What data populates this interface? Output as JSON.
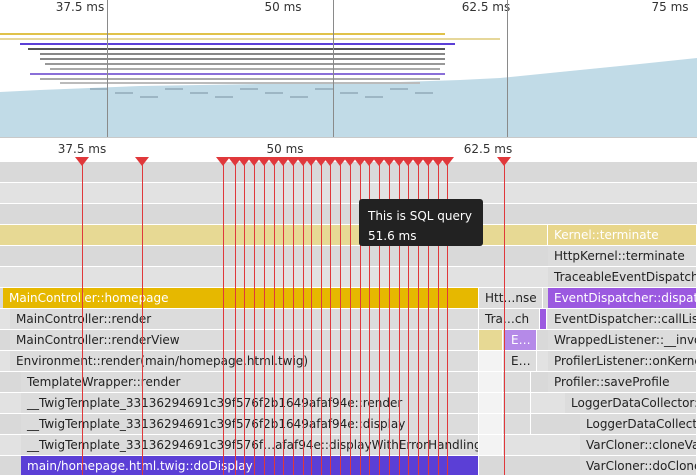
{
  "overview": {
    "ticks": [
      {
        "label": "37.5 ms",
        "ms": 37.5
      },
      {
        "label": "50 ms",
        "ms": 50
      },
      {
        "label": "62.5 ms",
        "ms": 62.5
      },
      {
        "label": "75 ms",
        "ms": 75
      }
    ],
    "selection_ms": [
      32.0,
      87.5
    ]
  },
  "timeline": {
    "ticks": [
      {
        "label": "37.5 ms",
        "ms": 37.5
      },
      {
        "label": "50 ms",
        "ms": 50
      },
      {
        "label": "62.5 ms",
        "ms": 62.5
      }
    ],
    "markers_ms": [
      37.5,
      41.2,
      46.2,
      46.9,
      47.5,
      48.1,
      48.7,
      49.3,
      49.9,
      50.5,
      51.1,
      51.6,
      52.2,
      52.8,
      53.4,
      54.0,
      54.6,
      55.2,
      55.8,
      56.4,
      57.0,
      57.6,
      58.2,
      58.8,
      59.4,
      60.0,
      63.5
    ],
    "tooltip": {
      "title": "This is SQL query",
      "duration": "51.6 ms"
    },
    "bars": [
      {
        "row": 3,
        "start": 0,
        "end": 548,
        "style": "c-lgold",
        "label": ""
      },
      {
        "row": 3,
        "start": 548,
        "end": 697,
        "style": "c-goldtext",
        "label": "Kernel::terminate"
      },
      {
        "row": 4,
        "start": 548,
        "end": 697,
        "style": "c-lgray",
        "label": "HttpKernel::terminate"
      },
      {
        "row": 5,
        "start": 548,
        "end": 697,
        "style": "c-lgray",
        "label": "TraceableEventDispatcher"
      },
      {
        "row": 6,
        "start": 3,
        "end": 479,
        "style": "c-gold",
        "label": "MainController::homepage"
      },
      {
        "row": 6,
        "start": 479,
        "end": 543,
        "style": "c-lgray",
        "label": "Htt…nse"
      },
      {
        "row": 6,
        "start": 548,
        "end": 697,
        "style": "c-purple",
        "label": "EventDispatcher::dispatch"
      },
      {
        "row": 7,
        "start": 10,
        "end": 479,
        "style": "c-lgray",
        "label": "MainController::render"
      },
      {
        "row": 7,
        "start": 479,
        "end": 540,
        "style": "c-lgray",
        "label": "Tra…ch"
      },
      {
        "row": 7,
        "start": 540,
        "end": 543,
        "style": "c-purple",
        "label": ""
      },
      {
        "row": 7,
        "start": 548,
        "end": 697,
        "style": "c-lgray",
        "label": "EventDispatcher::callList"
      },
      {
        "row": 8,
        "start": 10,
        "end": 479,
        "style": "c-lgray",
        "label": "MainController::renderView"
      },
      {
        "row": 8,
        "start": 479,
        "end": 503,
        "style": "c-lgold",
        "label": ""
      },
      {
        "row": 8,
        "start": 505,
        "end": 537,
        "style": "c-lpurple",
        "label": "E…"
      },
      {
        "row": 8,
        "start": 548,
        "end": 697,
        "style": "c-lgray",
        "label": "WrappedListener::__invo"
      },
      {
        "row": 9,
        "start": 10,
        "end": 479,
        "style": "c-lgray",
        "label": "Environment::render(main/homepage.html.twig)"
      },
      {
        "row": 9,
        "start": 479,
        "end": 503,
        "style": "c-white",
        "label": ""
      },
      {
        "row": 9,
        "start": 505,
        "end": 537,
        "style": "c-lgray",
        "label": "E…"
      },
      {
        "row": 9,
        "start": 548,
        "end": 697,
        "style": "c-lgray",
        "label": "ProfilerListener::onKerne"
      },
      {
        "row": 10,
        "start": 21,
        "end": 479,
        "style": "c-lgray",
        "label": "TemplateWrapper::render"
      },
      {
        "row": 10,
        "start": 479,
        "end": 503,
        "style": "c-white",
        "label": ""
      },
      {
        "row": 10,
        "start": 505,
        "end": 531,
        "style": "c-lgray",
        "label": ""
      },
      {
        "row": 10,
        "start": 548,
        "end": 697,
        "style": "c-lgray",
        "label": "Profiler::saveProfile"
      },
      {
        "row": 11,
        "start": 21,
        "end": 479,
        "style": "c-lgray",
        "label": "__TwigTemplate_33136294691c39f576f2b1649afaf94e::render"
      },
      {
        "row": 11,
        "start": 479,
        "end": 503,
        "style": "c-white",
        "label": ""
      },
      {
        "row": 11,
        "start": 505,
        "end": 531,
        "style": "c-lgray",
        "label": ""
      },
      {
        "row": 11,
        "start": 565,
        "end": 697,
        "style": "c-lgray",
        "label": "LoggerDataCollector::"
      },
      {
        "row": 12,
        "start": 21,
        "end": 479,
        "style": "c-lgray",
        "label": "__TwigTemplate_33136294691c39f576f2b1649afaf94e::display"
      },
      {
        "row": 12,
        "start": 479,
        "end": 503,
        "style": "c-white",
        "label": ""
      },
      {
        "row": 12,
        "start": 505,
        "end": 531,
        "style": "c-lgray",
        "label": ""
      },
      {
        "row": 12,
        "start": 580,
        "end": 697,
        "style": "c-lgray",
        "label": "LoggerDataCollector"
      },
      {
        "row": 13,
        "start": 21,
        "end": 479,
        "style": "c-lgray",
        "label": "__TwigTemplate_33136294691c39f576f…afaf94e::displayWithErrorHandling"
      },
      {
        "row": 13,
        "start": 479,
        "end": 503,
        "style": "c-white",
        "label": ""
      },
      {
        "row": 13,
        "start": 580,
        "end": 697,
        "style": "c-lgray",
        "label": "VarCloner::cloneVa"
      },
      {
        "row": 14,
        "start": 21,
        "end": 479,
        "style": "c-blue",
        "label": "main/homepage.html.twig::doDisplay"
      },
      {
        "row": 14,
        "start": 580,
        "end": 697,
        "style": "c-lgray",
        "label": "VarCloner::doClone"
      }
    ]
  }
}
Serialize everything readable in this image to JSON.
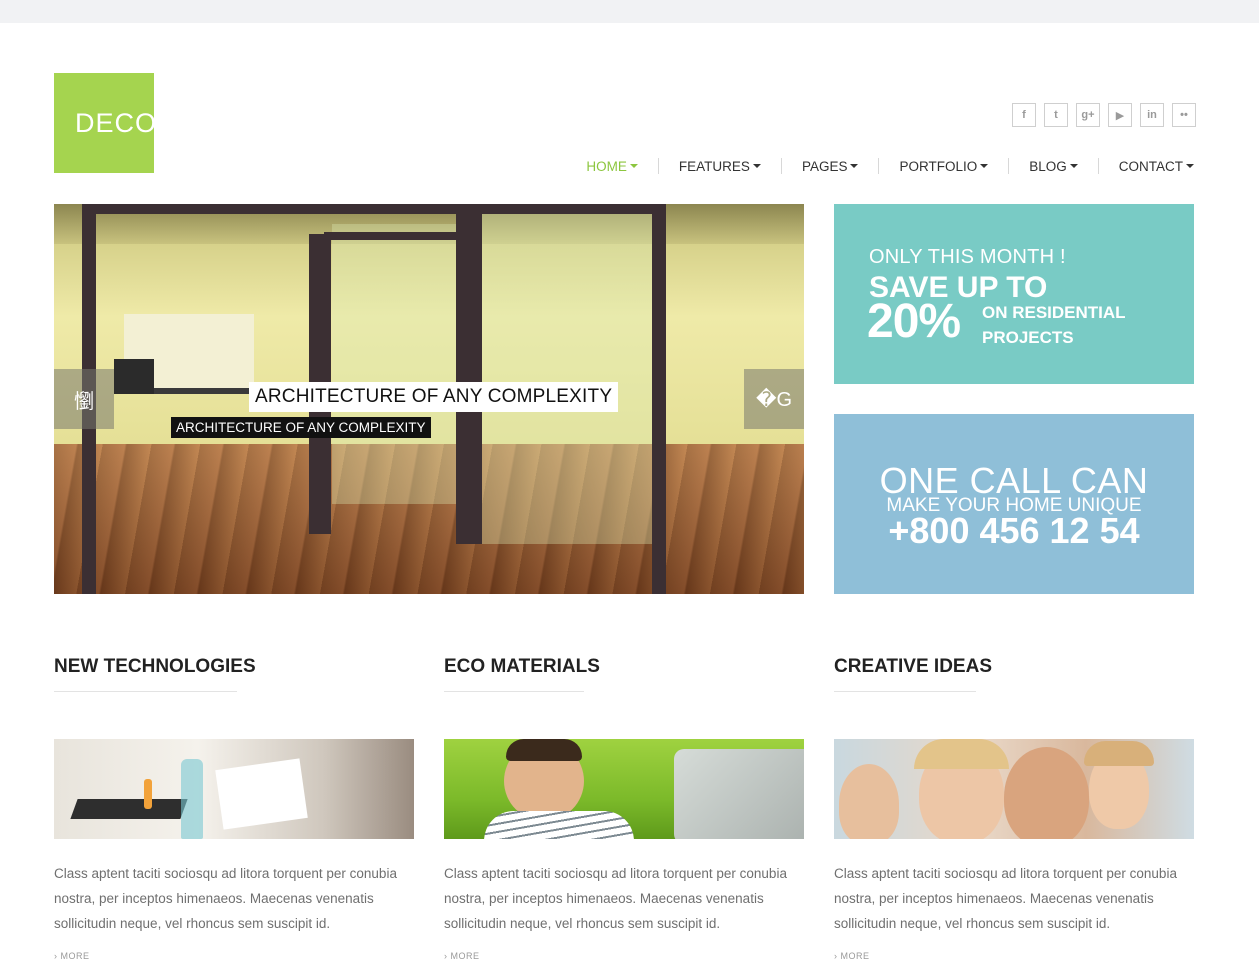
{
  "logo": {
    "text": "DECOR"
  },
  "social": {
    "items": [
      {
        "icon": "facebook-icon",
        "glyph": "f"
      },
      {
        "icon": "twitter-icon",
        "glyph": "t"
      },
      {
        "icon": "google-plus-icon",
        "glyph": "g+"
      },
      {
        "icon": "youtube-icon",
        "glyph": "▶"
      },
      {
        "icon": "linkedin-icon",
        "glyph": "in"
      },
      {
        "icon": "flickr-icon",
        "glyph": "••"
      }
    ]
  },
  "nav": {
    "items": [
      {
        "label": "HOME",
        "active": true
      },
      {
        "label": "FEATURES",
        "active": false
      },
      {
        "label": "PAGES",
        "active": false
      },
      {
        "label": "PORTFOLIO",
        "active": false
      },
      {
        "label": "BLOG",
        "active": false
      },
      {
        "label": "CONTACT",
        "active": false
      }
    ],
    "active_color": "#8cc63f"
  },
  "hero": {
    "caption_title": "ARCHITECTURE OF ANY COMPLEXITY",
    "caption_subtitle": "ARCHITECTURE OF ANY COMPLEXITY",
    "prev_icon": "懰",
    "next_icon": "�G"
  },
  "promo_sale": {
    "line1": "ONLY THIS MONTH !",
    "line2": "SAVE UP TO",
    "line3": "20%",
    "line4": "ON RESIDENTIAL PROJECTS",
    "color": "#79cbc5"
  },
  "promo_call": {
    "line1": "ONE CALL CAN",
    "line2": "MAKE YOUR HOME UNIQUE",
    "phone": "+800 456 12 54",
    "color": "#8fbfd8"
  },
  "features": [
    {
      "title": "NEW TECHNOLOGIES",
      "text": "Class aptent taciti sociosqu ad litora torquent per conubia nostra, per inceptos himenaeos. Maecenas venenatis sollicitudin neque, vel rhoncus sem suscipit id.",
      "more": "› MORE"
    },
    {
      "title": "ECO MATERIALS",
      "text": "Class aptent taciti sociosqu ad litora torquent per conubia nostra, per inceptos himenaeos. Maecenas venenatis sollicitudin neque, vel rhoncus sem suscipit id.",
      "more": "› MORE"
    },
    {
      "title": "CREATIVE IDEAS",
      "text": "Class aptent taciti sociosqu ad litora torquent per conubia nostra, per inceptos himenaeos. Maecenas venenatis sollicitudin neque, vel rhoncus sem suscipit id.",
      "more": "› MORE"
    }
  ],
  "colors": {
    "brand": "#a5d44f"
  }
}
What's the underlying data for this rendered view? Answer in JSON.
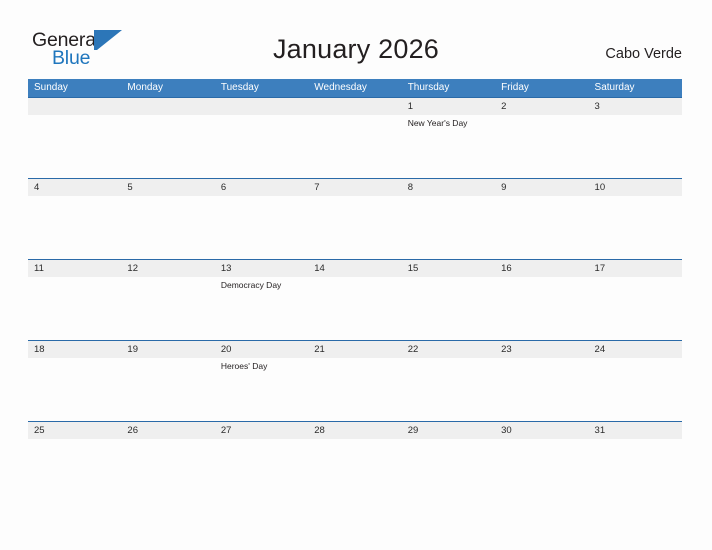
{
  "brand": {
    "word_one": "General",
    "word_two": "Blue",
    "flag_icon": "flag-triangle-icon",
    "accent_color": "#1f76bd"
  },
  "header": {
    "title": "January 2026",
    "subtitle": "Cabo Verde"
  },
  "theme": {
    "header_blue": "#3d7fbe",
    "row_divider_blue": "#2a6aa8",
    "date_strip_gray": "#efefef",
    "text_dark": "#231f20",
    "page_background": "#fdfdfd"
  },
  "calendar": {
    "weekdays": [
      "Sunday",
      "Monday",
      "Tuesday",
      "Wednesday",
      "Thursday",
      "Friday",
      "Saturday"
    ],
    "weeks": [
      {
        "days": [
          {
            "date": "",
            "event": ""
          },
          {
            "date": "",
            "event": ""
          },
          {
            "date": "",
            "event": ""
          },
          {
            "date": "",
            "event": ""
          },
          {
            "date": "1",
            "event": "New Year's Day"
          },
          {
            "date": "2",
            "event": ""
          },
          {
            "date": "3",
            "event": ""
          }
        ]
      },
      {
        "days": [
          {
            "date": "4",
            "event": ""
          },
          {
            "date": "5",
            "event": ""
          },
          {
            "date": "6",
            "event": ""
          },
          {
            "date": "7",
            "event": ""
          },
          {
            "date": "8",
            "event": ""
          },
          {
            "date": "9",
            "event": ""
          },
          {
            "date": "10",
            "event": ""
          }
        ]
      },
      {
        "days": [
          {
            "date": "11",
            "event": ""
          },
          {
            "date": "12",
            "event": ""
          },
          {
            "date": "13",
            "event": "Democracy Day"
          },
          {
            "date": "14",
            "event": ""
          },
          {
            "date": "15",
            "event": ""
          },
          {
            "date": "16",
            "event": ""
          },
          {
            "date": "17",
            "event": ""
          }
        ]
      },
      {
        "days": [
          {
            "date": "18",
            "event": ""
          },
          {
            "date": "19",
            "event": ""
          },
          {
            "date": "20",
            "event": "Heroes' Day"
          },
          {
            "date": "21",
            "event": ""
          },
          {
            "date": "22",
            "event": ""
          },
          {
            "date": "23",
            "event": ""
          },
          {
            "date": "24",
            "event": ""
          }
        ]
      },
      {
        "days": [
          {
            "date": "25",
            "event": ""
          },
          {
            "date": "26",
            "event": ""
          },
          {
            "date": "27",
            "event": ""
          },
          {
            "date": "28",
            "event": ""
          },
          {
            "date": "29",
            "event": ""
          },
          {
            "date": "30",
            "event": ""
          },
          {
            "date": "31",
            "event": ""
          }
        ]
      }
    ]
  }
}
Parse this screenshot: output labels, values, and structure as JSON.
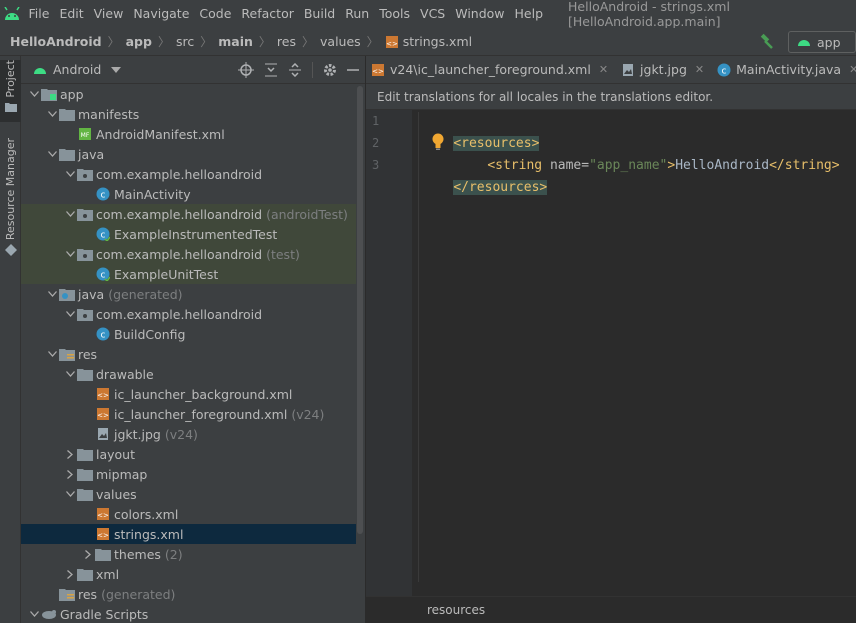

───

Within the entries above, work out how many lines contain the word "JSON". The number alone is the answer.

4